Extracted data entries:

▬▬▬

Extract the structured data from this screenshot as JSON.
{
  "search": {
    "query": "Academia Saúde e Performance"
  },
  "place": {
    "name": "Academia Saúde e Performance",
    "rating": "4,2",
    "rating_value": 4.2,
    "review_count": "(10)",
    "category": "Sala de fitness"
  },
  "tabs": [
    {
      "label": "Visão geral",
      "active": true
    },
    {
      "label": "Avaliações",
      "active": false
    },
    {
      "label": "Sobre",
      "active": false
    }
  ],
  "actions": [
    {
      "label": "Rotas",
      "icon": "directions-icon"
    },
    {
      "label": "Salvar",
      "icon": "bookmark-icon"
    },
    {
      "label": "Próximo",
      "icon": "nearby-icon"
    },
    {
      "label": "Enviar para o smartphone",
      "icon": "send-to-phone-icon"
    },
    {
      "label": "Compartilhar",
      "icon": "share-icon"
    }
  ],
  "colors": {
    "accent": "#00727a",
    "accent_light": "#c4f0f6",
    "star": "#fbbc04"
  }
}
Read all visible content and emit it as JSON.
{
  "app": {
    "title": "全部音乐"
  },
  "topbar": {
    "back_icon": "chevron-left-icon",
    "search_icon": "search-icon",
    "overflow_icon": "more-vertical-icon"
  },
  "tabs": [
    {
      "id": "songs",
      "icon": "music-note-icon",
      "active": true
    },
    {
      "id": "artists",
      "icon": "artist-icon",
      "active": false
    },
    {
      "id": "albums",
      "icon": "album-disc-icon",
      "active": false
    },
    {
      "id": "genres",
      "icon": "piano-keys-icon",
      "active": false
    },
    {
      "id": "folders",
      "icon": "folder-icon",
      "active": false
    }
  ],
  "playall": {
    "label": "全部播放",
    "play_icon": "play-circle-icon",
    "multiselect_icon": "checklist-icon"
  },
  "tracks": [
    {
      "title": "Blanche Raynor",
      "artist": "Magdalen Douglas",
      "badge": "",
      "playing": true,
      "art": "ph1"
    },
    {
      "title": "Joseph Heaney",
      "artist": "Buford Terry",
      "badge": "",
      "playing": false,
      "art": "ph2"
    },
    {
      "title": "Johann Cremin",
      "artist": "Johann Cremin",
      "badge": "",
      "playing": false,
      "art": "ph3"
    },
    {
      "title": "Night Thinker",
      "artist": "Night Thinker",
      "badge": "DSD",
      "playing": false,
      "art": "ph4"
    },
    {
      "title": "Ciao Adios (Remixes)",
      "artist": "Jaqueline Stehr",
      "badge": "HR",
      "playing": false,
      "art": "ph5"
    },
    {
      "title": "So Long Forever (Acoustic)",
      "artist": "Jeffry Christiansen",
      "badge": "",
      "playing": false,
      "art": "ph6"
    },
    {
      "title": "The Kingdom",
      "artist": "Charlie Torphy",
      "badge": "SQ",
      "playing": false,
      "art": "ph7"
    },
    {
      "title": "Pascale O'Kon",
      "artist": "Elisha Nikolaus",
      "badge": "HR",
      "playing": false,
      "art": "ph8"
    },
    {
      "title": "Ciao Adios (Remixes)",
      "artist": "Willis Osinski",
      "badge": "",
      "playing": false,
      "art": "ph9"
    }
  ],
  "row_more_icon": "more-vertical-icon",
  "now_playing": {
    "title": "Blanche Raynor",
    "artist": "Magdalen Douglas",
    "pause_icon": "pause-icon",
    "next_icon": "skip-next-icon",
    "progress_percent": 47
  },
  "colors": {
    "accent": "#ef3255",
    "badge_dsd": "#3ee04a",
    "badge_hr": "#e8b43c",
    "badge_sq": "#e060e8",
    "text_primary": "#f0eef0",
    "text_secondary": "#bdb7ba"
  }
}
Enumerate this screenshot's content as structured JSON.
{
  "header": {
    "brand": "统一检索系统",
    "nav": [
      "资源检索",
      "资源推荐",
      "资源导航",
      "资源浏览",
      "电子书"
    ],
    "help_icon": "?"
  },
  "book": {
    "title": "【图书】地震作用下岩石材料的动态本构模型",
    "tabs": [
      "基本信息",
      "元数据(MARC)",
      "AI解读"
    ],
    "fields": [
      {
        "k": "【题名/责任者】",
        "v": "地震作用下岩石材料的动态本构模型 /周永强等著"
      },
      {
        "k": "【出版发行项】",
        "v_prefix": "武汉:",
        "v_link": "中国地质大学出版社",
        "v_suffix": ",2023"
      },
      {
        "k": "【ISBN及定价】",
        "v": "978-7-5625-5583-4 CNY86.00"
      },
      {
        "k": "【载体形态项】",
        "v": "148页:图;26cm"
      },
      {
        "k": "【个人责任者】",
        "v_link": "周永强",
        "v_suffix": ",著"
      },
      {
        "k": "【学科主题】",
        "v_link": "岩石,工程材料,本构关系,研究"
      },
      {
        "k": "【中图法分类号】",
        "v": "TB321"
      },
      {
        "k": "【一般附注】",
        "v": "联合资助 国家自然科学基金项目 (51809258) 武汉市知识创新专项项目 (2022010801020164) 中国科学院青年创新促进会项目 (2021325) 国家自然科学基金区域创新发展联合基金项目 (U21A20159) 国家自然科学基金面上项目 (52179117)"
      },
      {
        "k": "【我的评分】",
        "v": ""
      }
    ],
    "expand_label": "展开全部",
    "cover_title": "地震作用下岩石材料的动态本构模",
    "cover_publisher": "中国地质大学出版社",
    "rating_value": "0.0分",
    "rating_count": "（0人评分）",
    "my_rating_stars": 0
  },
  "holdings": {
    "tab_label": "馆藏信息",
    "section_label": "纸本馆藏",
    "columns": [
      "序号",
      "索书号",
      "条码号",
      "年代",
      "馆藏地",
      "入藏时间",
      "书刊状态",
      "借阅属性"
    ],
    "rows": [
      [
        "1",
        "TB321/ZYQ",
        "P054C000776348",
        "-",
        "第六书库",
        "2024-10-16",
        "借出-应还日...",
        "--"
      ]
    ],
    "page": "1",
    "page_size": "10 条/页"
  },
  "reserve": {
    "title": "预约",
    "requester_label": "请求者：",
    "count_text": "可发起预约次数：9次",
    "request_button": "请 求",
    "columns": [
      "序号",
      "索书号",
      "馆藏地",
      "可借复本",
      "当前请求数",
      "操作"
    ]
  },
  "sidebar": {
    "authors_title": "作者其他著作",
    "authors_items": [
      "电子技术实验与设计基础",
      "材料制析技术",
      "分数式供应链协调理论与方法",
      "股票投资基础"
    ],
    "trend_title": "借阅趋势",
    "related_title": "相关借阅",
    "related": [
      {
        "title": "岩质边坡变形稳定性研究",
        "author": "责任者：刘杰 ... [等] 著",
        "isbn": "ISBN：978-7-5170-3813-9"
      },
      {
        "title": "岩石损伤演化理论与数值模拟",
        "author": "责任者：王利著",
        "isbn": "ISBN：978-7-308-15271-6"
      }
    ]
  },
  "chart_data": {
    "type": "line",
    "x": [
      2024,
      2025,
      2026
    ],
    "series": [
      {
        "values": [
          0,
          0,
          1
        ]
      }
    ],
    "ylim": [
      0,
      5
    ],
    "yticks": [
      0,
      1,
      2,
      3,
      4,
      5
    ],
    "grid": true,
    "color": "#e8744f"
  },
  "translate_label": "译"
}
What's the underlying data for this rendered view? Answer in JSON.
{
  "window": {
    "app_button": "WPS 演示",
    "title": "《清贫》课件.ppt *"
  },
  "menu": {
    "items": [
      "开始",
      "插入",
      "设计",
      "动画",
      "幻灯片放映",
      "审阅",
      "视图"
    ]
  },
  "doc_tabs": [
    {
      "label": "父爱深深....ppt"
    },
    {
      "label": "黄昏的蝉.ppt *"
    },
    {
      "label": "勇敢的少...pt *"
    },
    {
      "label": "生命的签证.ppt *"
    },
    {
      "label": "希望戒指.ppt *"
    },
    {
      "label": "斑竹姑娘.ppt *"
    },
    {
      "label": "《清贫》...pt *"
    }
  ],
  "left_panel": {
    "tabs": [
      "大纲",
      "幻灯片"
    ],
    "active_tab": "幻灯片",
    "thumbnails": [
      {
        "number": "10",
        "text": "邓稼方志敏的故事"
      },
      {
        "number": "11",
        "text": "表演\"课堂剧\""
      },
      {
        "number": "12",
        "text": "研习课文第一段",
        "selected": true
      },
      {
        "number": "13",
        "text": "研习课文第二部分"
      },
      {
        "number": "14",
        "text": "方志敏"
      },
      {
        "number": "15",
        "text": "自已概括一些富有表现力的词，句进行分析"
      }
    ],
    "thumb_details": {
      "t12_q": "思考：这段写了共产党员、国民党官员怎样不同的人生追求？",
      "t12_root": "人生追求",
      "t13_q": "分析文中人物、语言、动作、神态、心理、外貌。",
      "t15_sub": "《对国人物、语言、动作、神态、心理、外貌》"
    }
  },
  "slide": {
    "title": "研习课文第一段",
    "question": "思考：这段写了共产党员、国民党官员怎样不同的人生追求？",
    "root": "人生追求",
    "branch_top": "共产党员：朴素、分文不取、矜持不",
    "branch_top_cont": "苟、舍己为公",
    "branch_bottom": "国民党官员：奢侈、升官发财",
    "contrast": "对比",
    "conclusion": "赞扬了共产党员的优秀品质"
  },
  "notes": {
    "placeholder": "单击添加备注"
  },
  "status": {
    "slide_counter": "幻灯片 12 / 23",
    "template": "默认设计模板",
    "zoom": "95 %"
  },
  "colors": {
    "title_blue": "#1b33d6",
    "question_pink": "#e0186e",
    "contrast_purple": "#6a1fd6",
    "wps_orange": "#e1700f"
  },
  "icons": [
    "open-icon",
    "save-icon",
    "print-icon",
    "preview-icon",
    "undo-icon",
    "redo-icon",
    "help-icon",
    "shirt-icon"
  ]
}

▬▬▬

Task to carry out: Please list every line of the records that contains "Blanche".

Solution to this task:
      "title": "Blanche Raynor",
    "title": "Blanche Raynor",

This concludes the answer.